* Do this *
From the listing below, pick out each line with the word "title".

* Supplied data *
■ ■ ■ ■ ■ ■ ■
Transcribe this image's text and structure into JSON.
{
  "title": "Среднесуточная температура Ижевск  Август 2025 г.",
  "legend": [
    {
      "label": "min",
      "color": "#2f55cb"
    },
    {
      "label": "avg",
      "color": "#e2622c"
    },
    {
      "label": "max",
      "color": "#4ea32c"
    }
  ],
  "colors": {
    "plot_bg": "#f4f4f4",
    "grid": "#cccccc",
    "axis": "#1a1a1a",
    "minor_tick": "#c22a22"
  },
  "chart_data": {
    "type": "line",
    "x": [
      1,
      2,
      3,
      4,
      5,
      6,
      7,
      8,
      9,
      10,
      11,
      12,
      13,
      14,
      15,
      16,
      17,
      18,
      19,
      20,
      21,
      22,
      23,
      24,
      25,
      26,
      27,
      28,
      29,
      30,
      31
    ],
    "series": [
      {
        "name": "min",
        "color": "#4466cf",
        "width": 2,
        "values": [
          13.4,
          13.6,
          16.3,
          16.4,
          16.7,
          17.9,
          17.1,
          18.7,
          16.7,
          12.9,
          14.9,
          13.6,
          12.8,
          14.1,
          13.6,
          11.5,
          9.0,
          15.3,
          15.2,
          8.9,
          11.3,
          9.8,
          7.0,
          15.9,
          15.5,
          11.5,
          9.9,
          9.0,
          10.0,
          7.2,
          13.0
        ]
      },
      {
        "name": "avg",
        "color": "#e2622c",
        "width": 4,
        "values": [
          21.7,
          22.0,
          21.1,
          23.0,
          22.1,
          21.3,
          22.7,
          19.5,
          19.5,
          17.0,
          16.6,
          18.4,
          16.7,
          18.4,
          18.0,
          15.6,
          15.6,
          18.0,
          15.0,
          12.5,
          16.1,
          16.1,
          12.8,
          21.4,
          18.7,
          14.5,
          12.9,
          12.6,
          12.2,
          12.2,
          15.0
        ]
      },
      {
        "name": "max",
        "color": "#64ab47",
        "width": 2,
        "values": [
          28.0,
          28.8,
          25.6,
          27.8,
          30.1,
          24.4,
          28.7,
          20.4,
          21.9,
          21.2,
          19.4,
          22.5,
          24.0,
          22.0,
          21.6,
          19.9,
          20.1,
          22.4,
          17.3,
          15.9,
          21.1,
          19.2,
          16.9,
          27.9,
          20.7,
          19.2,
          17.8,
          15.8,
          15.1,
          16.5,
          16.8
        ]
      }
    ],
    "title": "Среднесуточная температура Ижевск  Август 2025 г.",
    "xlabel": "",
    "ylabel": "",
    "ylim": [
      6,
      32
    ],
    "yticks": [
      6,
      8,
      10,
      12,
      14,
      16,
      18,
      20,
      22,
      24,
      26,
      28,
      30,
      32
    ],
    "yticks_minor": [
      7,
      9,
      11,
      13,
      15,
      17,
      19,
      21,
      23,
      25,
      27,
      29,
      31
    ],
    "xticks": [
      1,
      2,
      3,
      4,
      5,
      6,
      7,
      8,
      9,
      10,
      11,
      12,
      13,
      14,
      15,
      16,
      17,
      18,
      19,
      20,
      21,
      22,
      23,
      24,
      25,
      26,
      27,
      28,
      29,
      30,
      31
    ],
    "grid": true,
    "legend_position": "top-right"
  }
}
■ ■ ■ ■ ■ ■ ■
* Response to the task *
  "title": "Среднесуточная температура Ижевск  Август 2025 г.",
    "title": "Среднесуточная температура Ижевск  Август 2025 г.",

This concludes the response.